::: Document text :::

The human brain
The human brain is the most complex manifestation of intelligence in the universe. The brain is composed of an astounding 86 billion neurons which generate 50,000 thoughts per day (on average). Our brain's memory has the potential capacity to hold 2.5 million gigabytes of data. Shaped by 200,000 years of evolution, the human brains exemplifies brilliant design worthy of inspection.
What if your company was a brain?
Grossly oversimplified, the human brain has two main parts:
Neocortex: planning, thinking, movement, perception, language, vision
Limbic system: our emotions, behavior, long-term memory, sense of smell
Additionally we have the cerebellum (14 above) and the brainstem. The lower part of the brainstem is called the medulla oblongata which controls our breathing, heart rate and blood pressure (pretty important, right?). At your company, what departments or groups best represent the various parts of the brain? Who does the strategic planning? Who "keeps the motor running"? Who represents the eyes, ears and voice of your company?
What the brain doesn't do
What if your medulla notified you every time it was time to take a breath. . . 23,000 times per day?
What if you consciously had to pump your heart. . . 115,000 beats per day?
Thankfully, your brain doesn't do this. Phew! But this is where the brain metaphor starts to get interesting: internal communication. Why? Because companies today have an insatiable desire to over-communicate which decreases productivity/output.
Signal vs. noise
Most executives would agree: the modus operadi of business today favors noise over signal. Across email, apps, chat and internal systems, the typical knowledge worker receives over 400 signals each day!

::: Records supplied :::

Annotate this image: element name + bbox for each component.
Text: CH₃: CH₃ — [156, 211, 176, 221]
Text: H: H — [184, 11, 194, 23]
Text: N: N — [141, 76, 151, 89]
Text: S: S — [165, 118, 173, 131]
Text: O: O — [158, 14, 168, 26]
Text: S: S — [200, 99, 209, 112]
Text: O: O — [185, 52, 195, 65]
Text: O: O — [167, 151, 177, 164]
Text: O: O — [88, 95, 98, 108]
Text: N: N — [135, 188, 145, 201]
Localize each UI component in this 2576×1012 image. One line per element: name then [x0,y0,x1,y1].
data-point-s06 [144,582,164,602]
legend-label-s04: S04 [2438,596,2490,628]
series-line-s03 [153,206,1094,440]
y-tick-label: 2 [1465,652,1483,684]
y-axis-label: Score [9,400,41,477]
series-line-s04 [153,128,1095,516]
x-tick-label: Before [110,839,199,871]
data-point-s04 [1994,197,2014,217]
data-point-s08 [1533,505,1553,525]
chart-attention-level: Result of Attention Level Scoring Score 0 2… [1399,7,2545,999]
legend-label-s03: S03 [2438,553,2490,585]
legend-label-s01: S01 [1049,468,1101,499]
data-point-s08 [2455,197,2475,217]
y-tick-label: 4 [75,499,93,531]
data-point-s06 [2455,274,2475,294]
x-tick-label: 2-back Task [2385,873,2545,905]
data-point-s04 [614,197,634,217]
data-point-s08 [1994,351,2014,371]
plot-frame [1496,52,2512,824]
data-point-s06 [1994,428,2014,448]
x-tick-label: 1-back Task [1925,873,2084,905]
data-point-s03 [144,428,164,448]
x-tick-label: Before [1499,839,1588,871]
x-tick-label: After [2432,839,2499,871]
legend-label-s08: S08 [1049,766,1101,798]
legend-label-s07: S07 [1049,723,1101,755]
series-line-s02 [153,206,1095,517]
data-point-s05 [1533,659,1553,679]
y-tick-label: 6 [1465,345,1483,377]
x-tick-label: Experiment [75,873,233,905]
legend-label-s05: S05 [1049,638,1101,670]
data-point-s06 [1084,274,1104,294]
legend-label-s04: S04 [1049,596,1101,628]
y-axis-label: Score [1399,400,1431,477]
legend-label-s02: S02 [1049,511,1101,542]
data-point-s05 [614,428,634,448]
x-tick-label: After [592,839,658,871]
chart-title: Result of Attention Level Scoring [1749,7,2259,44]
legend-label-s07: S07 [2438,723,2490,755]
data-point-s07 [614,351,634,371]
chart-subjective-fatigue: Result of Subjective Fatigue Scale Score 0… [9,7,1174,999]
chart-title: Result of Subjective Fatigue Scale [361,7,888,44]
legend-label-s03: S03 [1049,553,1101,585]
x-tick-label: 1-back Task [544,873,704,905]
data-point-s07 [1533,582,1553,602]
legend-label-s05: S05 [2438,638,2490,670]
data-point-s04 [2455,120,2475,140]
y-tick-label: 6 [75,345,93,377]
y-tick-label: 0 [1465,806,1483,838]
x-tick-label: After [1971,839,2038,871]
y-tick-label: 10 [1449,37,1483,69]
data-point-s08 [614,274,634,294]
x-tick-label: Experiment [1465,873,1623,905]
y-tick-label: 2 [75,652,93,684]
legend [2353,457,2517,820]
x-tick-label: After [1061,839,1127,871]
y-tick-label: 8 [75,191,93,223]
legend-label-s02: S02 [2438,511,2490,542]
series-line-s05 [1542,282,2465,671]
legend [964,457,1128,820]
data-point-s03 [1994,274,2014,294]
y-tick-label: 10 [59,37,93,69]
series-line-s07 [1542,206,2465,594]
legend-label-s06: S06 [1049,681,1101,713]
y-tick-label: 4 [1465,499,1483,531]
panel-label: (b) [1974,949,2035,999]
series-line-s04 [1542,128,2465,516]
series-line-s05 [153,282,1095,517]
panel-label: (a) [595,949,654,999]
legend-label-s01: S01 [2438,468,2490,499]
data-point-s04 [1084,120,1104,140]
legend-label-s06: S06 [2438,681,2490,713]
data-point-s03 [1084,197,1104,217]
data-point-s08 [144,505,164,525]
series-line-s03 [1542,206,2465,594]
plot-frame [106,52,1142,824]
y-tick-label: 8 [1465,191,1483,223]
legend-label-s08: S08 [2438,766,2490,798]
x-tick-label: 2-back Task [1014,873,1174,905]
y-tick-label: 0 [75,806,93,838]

:::

Required work:
a) Repeat the passage about the human brain word for word, starting at "Grossly oversimplified, the" and ending at "beats per day?".
b) Carry on the piece about the human brain from its last sentence.

Task responses:
a)
Grossly oversimplified, the human brain has two main parts:
Neocortex: planning, thinking, movement, perception, language, vision
Limbic system: our emotions, behavior, long-term memory, sense of smell
Additionally we have the cerebellum (14 above) and the brainstem. The lower part of the brainstem is called the medulla oblongata which controls our breathing, heart rate and blood pressure (pretty important, right?). At your company, what departments or groups best represent the various parts of the brain? Who does the strategic planning? Who "keeps the motor running"? Who represents the eyes, ears and voice of your company?
What the brain doesn't do
What if your medulla notified you every time it was time to take a breath. . . 23,000 times per day?
What if you consciously had to pump your heart. . . 115,000 beats per day?

b)
As a result, most executives are on neural overload with dwindling attention spans to prove it. Did you know our attention spans have shrunk 33% over the last 17 years to only 8 seconds?
Below are a few methods to:
Turn the volume down.
Enable relentless focus on your biggest goals.
Reduce distraction.
Delegate to increase trust.
Methods executives use to stay in control
1. Meticulous management of notifications
Select only certain people for which you will receive notifications, e.g. CEO, other executives, direct reports
Eliminate notifications (on desktop and mobile) from automation/machines
Reporting
Daily stats (do you really need this at all?)
Weekly stats
Monthly stats
Quarterly stats
Annual stats
2. Categorization of things that truly need your attention as priorities:
Client emergencies
Board-level matters
C-level communications
Significant Competitive intel
New product launches / new milestones to celebrate
Sensitive HR issues
Helping with a big deal
Tip: have you tried the Ivy Lee method? In the evening, write down the 6 things you need to accomplish the following day. Historical fun fact: Once this method was implemented at the executive level of Bethlehem Steel in 1918, the boss (Charles M. Schwab) was so impressed that he paid Ivy Lee a fee of $400k in today's dollars for his consulting efforts.
3. Create a culture of effective communication
Slack/chat guidelines: please, please consider this
Do you really need to @here / notify the whole channel
In-person meeting guidelines (examples from Google, Apple, Amazon and Facebook)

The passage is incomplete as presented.